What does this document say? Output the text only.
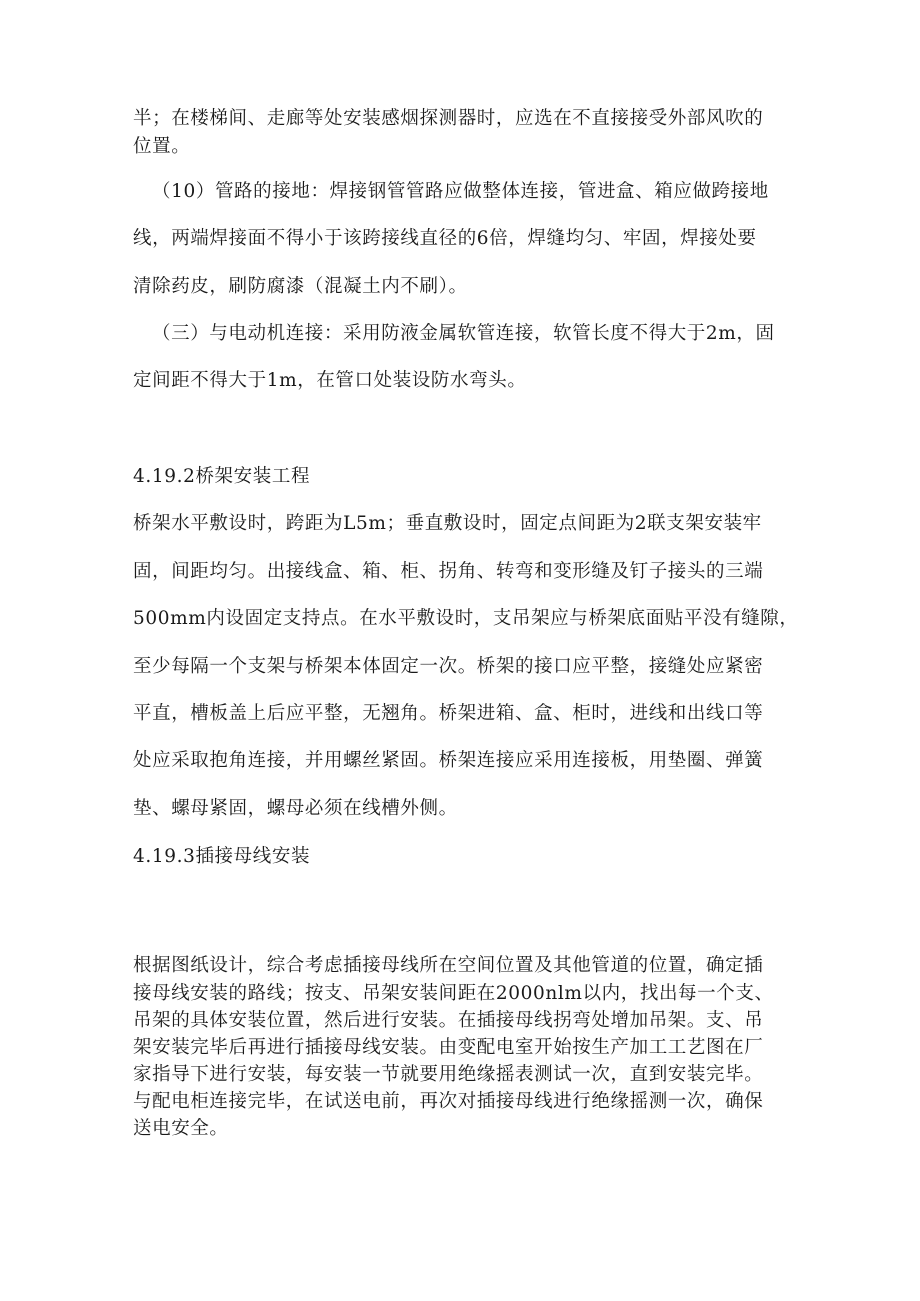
半；在楼梯间、走廊等处安装感烟探测器时，应选在不直接接受外部风吹的
位置。
（10）管路的接地：焊接钢管管路应做整体连接，管进盒、箱应做跨接地
线，两端焊接面不得小于该跨接线直径的6倍，焊缝均匀、牢固，焊接处要
清除药皮，刷防腐漆（混凝土内不刷）。
（三）与电动机连接：采用防液金属软管连接，软管长度不得大于2m，固
定间距不得大于1m，在管口处装设防水弯头。
4.19.2桥架安装工程
桥架水平敷设时，跨距为L5m；垂直敷设时，固定点间距为2联支架安装牢
固，间距均匀。出接线盒、箱、柜、拐角、转弯和变形缝及钉子接头的三端
500mm内设固定支持点。在水平敷设时，支吊架应与桥架底面贴平没有缝隙，
至少每隔一个支架与桥架本体固定一次。桥架的接口应平整，接缝处应紧密
平直，槽板盖上后应平整，无翘角。桥架进箱、盒、柜时，进线和出线口等
处应采取抱角连接，并用螺丝紧固。桥架连接应采用连接板，用垫圈、弹簧
垫、螺母紧固，螺母必须在线槽外侧。
4.19.3插接母线安装
根据图纸设计，综合考虑插接母线所在空间位置及其他管道的位置，确定插
接母线安装的路线；按支、吊架安装间距在2000nlm以内，找出每一个支、
吊架的具体安装位置，然后进行安装。在插接母线拐弯处增加吊架。支、吊
架安装完毕后再进行插接母线安装。由变配电室开始按生产加工工艺图在厂
家指导下进行安装，每安装一节就要用绝缘摇表测试一次，直到安装完毕。
与配电柜连接完毕，在试送电前，再次对插接母线进行绝缘摇测一次，确保
送电安全。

Challenge: Make a verbatim copy of all the entries and strip out the pictures.

Worked solution:
What does this document say? Output the text only.
半；在楼梯间、走廊等处安装感烟探测器时，应选在不直接接受外部风吹的
位置。
（10）管路的接地：焊接钢管管路应做整体连接，管进盒、箱应做跨接地
线，两端焊接面不得小于该跨接线直径的6倍，焊缝均匀、牢固，焊接处要
清除药皮，刷防腐漆（混凝土内不刷）。
（三）与电动机连接：采用防液金属软管连接，软管长度不得大于2m，固
定间距不得大于1m，在管口处装设防水弯头。
4.19.2桥架安装工程
桥架水平敷设时，跨距为L5m；垂直敷设时，固定点间距为2联支架安装牢
固，间距均匀。出接线盒、箱、柜、拐角、转弯和变形缝及钉子接头的三端
500mm内设固定支持点。在水平敷设时，支吊架应与桥架底面贴平没有缝隙，
至少每隔一个支架与桥架本体固定一次。桥架的接口应平整，接缝处应紧密
平直，槽板盖上后应平整，无翘角。桥架进箱、盒、柜时，进线和出线口等
处应采取抱角连接，并用螺丝紧固。桥架连接应采用连接板，用垫圈、弹簧
垫、螺母紧固，螺母必须在线槽外侧。
4.19.3插接母线安装
根据图纸设计，综合考虑插接母线所在空间位置及其他管道的位置，确定插
接母线安装的路线；按支、吊架安装间距在2000nlm以内，找出每一个支、
吊架的具体安装位置，然后进行安装。在插接母线拐弯处增加吊架。支、吊
架安装完毕后再进行插接母线安装。由变配电室开始按生产加工工艺图在厂
家指导下进行安装，每安装一节就要用绝缘摇表测试一次，直到安装完毕。
与配电柜连接完毕，在试送电前，再次对插接母线进行绝缘摇测一次，确保
送电安全。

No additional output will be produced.